--- Recorded data ---
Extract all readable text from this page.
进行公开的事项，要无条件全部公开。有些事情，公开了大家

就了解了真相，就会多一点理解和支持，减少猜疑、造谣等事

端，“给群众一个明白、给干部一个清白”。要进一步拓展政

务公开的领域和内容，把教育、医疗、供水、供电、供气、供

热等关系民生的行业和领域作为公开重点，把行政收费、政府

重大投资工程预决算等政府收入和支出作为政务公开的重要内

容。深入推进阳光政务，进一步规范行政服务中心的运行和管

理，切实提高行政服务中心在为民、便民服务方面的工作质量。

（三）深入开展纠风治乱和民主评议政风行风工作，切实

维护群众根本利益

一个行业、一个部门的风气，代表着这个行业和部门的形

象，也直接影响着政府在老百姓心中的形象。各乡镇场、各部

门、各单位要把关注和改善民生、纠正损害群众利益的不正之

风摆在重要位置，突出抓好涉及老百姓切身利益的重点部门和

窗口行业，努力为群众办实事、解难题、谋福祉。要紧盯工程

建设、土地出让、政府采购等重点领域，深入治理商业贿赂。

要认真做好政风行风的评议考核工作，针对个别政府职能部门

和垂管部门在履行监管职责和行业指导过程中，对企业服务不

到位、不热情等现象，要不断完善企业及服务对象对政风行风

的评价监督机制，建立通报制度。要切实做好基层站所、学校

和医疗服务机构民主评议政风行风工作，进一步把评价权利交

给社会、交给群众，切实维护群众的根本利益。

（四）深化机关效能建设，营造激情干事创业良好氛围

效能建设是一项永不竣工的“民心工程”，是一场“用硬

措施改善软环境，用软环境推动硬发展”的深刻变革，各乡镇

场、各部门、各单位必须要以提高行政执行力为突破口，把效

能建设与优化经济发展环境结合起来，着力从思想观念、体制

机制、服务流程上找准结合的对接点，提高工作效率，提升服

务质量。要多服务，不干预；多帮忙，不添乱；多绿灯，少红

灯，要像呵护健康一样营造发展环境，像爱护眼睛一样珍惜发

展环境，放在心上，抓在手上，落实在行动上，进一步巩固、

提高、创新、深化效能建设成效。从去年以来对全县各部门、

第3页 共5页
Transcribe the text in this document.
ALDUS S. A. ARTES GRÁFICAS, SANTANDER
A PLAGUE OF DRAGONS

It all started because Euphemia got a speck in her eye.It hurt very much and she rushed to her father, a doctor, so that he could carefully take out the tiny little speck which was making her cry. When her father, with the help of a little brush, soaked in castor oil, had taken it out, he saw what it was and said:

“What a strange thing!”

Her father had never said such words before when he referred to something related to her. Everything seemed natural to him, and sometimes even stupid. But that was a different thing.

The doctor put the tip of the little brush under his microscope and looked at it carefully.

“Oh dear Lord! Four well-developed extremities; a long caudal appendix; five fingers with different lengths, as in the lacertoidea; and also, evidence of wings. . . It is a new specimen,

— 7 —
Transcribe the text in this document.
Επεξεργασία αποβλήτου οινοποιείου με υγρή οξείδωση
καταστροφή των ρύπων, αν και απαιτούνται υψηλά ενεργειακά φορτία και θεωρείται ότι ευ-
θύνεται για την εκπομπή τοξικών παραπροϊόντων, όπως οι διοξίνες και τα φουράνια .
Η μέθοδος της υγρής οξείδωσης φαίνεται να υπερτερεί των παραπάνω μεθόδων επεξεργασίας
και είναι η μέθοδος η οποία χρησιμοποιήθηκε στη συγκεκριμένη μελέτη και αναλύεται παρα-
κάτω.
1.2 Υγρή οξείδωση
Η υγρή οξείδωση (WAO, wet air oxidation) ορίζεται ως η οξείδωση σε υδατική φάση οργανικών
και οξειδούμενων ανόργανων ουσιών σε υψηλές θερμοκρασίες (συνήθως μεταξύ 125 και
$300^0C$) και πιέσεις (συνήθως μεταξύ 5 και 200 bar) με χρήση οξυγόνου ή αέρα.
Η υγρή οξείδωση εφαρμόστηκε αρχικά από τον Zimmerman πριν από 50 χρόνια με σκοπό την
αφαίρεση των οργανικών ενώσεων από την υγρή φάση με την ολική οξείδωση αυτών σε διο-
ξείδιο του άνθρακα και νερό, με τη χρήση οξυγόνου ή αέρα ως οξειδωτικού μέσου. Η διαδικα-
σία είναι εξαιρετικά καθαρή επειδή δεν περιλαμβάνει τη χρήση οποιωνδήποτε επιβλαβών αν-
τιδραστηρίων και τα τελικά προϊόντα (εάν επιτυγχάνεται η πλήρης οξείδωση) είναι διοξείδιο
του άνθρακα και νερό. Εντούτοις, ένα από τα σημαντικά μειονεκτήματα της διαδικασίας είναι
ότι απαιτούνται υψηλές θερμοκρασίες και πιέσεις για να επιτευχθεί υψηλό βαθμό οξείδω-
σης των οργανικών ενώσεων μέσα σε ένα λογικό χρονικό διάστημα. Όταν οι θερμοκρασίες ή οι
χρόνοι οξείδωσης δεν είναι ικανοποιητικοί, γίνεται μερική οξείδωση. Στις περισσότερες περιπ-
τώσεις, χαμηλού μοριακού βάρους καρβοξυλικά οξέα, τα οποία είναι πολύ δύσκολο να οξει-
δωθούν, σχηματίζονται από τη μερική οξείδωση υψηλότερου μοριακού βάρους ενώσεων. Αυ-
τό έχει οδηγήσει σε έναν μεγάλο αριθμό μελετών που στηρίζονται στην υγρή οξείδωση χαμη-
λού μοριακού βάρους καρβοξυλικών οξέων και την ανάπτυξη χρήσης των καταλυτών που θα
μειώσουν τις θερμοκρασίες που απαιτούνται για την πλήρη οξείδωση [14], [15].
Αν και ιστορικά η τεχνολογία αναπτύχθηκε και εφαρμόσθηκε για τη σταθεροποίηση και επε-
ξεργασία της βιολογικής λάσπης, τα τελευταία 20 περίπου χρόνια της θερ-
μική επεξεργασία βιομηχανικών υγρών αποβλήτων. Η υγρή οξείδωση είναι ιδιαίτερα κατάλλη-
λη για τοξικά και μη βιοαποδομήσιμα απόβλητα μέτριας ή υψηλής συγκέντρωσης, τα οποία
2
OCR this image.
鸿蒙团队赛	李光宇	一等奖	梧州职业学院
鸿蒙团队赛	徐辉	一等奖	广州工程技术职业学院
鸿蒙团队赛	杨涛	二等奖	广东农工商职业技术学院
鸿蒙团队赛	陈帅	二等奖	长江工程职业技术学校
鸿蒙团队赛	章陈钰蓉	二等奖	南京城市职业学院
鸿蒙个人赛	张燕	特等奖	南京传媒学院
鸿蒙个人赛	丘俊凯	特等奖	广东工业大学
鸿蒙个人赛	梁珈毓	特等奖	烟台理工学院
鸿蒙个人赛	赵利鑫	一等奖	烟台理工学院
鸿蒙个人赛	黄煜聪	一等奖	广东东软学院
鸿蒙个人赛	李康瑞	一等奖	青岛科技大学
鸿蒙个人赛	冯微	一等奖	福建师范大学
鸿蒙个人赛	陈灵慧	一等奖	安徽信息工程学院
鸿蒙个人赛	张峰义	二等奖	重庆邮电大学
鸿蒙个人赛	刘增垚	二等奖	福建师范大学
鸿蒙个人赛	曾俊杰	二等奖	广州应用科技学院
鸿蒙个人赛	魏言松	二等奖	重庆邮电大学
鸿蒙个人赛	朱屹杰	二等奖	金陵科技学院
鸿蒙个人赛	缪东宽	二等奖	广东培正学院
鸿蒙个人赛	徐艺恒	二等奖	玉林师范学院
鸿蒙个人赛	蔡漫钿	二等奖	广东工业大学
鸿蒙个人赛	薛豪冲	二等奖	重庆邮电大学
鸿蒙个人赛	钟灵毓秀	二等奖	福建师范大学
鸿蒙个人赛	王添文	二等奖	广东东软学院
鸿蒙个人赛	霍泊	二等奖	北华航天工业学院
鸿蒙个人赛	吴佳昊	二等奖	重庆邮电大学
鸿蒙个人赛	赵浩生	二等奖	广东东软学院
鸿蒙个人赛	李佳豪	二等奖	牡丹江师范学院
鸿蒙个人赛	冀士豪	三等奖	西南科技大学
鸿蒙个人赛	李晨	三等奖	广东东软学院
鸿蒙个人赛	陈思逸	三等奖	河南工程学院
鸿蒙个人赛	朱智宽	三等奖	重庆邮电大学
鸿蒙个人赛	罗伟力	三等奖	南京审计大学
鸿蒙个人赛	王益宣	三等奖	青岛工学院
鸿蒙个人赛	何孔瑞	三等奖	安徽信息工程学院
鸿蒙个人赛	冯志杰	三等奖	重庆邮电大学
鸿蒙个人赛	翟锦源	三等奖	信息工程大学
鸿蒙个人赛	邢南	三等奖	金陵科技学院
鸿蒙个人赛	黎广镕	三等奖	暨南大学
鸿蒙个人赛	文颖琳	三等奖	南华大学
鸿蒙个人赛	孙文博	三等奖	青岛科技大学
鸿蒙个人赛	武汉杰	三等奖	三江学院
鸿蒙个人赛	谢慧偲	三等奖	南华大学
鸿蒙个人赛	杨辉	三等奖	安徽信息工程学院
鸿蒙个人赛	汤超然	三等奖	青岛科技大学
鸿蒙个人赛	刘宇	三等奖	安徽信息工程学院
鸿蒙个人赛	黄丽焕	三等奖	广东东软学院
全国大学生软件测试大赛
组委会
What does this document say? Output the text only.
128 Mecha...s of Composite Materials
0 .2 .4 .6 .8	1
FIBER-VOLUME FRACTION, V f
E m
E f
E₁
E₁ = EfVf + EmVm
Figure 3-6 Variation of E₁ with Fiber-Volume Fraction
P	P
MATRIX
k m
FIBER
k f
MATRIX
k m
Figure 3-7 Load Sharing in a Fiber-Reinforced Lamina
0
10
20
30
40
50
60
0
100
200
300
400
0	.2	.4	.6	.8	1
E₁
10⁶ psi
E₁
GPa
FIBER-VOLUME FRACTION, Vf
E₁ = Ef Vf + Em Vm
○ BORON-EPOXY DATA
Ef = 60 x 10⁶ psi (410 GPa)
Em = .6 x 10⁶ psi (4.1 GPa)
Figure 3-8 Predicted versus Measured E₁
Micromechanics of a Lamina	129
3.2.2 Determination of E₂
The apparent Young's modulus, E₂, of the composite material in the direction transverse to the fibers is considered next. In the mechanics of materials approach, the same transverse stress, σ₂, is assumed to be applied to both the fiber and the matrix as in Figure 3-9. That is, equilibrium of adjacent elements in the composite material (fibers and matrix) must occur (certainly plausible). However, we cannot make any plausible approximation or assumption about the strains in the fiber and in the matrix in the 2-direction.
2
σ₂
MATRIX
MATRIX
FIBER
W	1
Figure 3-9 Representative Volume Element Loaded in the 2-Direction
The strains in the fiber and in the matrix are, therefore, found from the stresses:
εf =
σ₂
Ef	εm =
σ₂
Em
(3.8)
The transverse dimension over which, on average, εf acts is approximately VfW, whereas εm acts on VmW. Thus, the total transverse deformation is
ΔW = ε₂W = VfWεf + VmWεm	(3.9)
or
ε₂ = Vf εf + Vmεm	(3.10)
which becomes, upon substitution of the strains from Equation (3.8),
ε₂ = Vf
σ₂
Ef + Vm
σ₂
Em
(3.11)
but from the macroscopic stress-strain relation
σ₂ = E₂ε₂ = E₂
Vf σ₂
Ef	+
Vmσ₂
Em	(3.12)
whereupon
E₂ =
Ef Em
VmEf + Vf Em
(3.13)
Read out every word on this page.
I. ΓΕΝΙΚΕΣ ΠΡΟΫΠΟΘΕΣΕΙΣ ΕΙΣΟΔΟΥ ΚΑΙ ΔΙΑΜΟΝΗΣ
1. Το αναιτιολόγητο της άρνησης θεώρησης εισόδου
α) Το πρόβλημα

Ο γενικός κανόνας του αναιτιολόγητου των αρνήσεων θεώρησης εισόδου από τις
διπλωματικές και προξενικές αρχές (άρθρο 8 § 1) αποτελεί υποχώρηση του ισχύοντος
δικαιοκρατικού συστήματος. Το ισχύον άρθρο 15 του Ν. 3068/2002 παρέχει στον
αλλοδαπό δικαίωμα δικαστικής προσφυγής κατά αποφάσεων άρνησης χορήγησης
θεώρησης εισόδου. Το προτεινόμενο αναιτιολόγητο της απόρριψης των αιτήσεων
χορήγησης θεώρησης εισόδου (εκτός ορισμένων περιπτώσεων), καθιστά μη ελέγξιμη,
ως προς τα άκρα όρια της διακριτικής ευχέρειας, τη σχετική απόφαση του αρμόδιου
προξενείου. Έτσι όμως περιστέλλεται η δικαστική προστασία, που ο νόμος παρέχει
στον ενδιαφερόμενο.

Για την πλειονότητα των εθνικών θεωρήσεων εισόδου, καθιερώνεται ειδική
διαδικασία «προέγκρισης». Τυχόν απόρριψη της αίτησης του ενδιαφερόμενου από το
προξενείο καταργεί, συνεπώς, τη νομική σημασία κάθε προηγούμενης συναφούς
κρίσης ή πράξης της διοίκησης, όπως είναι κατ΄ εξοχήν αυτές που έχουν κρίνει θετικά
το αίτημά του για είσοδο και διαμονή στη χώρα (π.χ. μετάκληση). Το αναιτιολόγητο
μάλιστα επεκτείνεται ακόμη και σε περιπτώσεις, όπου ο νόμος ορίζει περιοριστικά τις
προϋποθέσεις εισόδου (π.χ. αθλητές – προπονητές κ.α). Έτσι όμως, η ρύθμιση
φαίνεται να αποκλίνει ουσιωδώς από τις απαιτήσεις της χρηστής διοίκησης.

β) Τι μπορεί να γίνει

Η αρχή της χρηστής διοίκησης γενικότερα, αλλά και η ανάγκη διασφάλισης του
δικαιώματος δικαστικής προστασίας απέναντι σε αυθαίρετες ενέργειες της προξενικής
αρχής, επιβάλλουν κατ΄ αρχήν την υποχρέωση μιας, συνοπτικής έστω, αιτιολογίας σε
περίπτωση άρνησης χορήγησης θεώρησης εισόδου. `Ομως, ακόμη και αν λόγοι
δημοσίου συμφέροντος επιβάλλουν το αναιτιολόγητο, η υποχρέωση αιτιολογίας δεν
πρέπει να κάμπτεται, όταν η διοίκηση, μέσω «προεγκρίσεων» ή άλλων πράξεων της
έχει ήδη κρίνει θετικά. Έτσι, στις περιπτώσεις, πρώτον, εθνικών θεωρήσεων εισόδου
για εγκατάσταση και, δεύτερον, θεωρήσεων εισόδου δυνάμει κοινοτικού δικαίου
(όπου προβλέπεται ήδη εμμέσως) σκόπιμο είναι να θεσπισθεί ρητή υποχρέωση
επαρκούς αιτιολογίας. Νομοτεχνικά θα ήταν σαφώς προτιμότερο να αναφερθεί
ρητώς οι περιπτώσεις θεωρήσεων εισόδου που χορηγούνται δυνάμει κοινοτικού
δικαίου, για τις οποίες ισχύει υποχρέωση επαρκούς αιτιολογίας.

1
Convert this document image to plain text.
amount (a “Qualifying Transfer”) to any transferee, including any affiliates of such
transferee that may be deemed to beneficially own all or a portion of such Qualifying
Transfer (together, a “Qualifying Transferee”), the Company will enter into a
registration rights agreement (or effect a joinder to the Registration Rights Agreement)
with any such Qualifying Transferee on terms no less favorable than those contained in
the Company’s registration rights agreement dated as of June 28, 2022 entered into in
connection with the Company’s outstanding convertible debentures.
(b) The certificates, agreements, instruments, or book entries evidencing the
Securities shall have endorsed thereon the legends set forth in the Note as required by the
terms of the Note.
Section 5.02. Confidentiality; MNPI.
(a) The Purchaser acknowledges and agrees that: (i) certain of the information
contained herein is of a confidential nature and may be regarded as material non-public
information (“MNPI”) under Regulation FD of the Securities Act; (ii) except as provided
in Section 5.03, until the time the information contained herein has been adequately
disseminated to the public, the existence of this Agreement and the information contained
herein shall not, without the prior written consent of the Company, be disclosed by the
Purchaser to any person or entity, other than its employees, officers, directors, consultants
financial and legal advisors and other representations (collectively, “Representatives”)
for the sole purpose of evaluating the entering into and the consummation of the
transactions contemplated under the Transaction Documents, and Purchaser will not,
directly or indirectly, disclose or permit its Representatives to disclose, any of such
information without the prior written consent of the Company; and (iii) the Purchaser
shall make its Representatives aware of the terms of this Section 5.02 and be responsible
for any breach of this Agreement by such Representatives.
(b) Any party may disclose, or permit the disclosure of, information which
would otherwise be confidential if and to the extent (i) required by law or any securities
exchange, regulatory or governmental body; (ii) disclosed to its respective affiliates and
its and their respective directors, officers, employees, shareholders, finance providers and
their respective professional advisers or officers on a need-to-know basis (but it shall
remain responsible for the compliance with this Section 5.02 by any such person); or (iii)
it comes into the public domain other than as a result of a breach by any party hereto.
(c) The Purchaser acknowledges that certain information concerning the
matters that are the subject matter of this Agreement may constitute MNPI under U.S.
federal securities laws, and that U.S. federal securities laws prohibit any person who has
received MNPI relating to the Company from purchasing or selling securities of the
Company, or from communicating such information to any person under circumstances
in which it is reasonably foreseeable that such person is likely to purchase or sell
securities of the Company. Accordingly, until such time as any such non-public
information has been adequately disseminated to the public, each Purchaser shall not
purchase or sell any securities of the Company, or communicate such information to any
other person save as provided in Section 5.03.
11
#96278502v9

--- Your task ---
Select every line in the material above where the string "κοινοτικού" occurs, and copy it.

--- Written answer ---
για εγκατάσταση και, δεύτερον, θεωρήσεων εισόδου δυνάμει κοινοτικού δικαίου
ρητώς οι περιπτώσεις θεωρήσεων εισόδου που χορηγούνται δυνάμει κοινοτικού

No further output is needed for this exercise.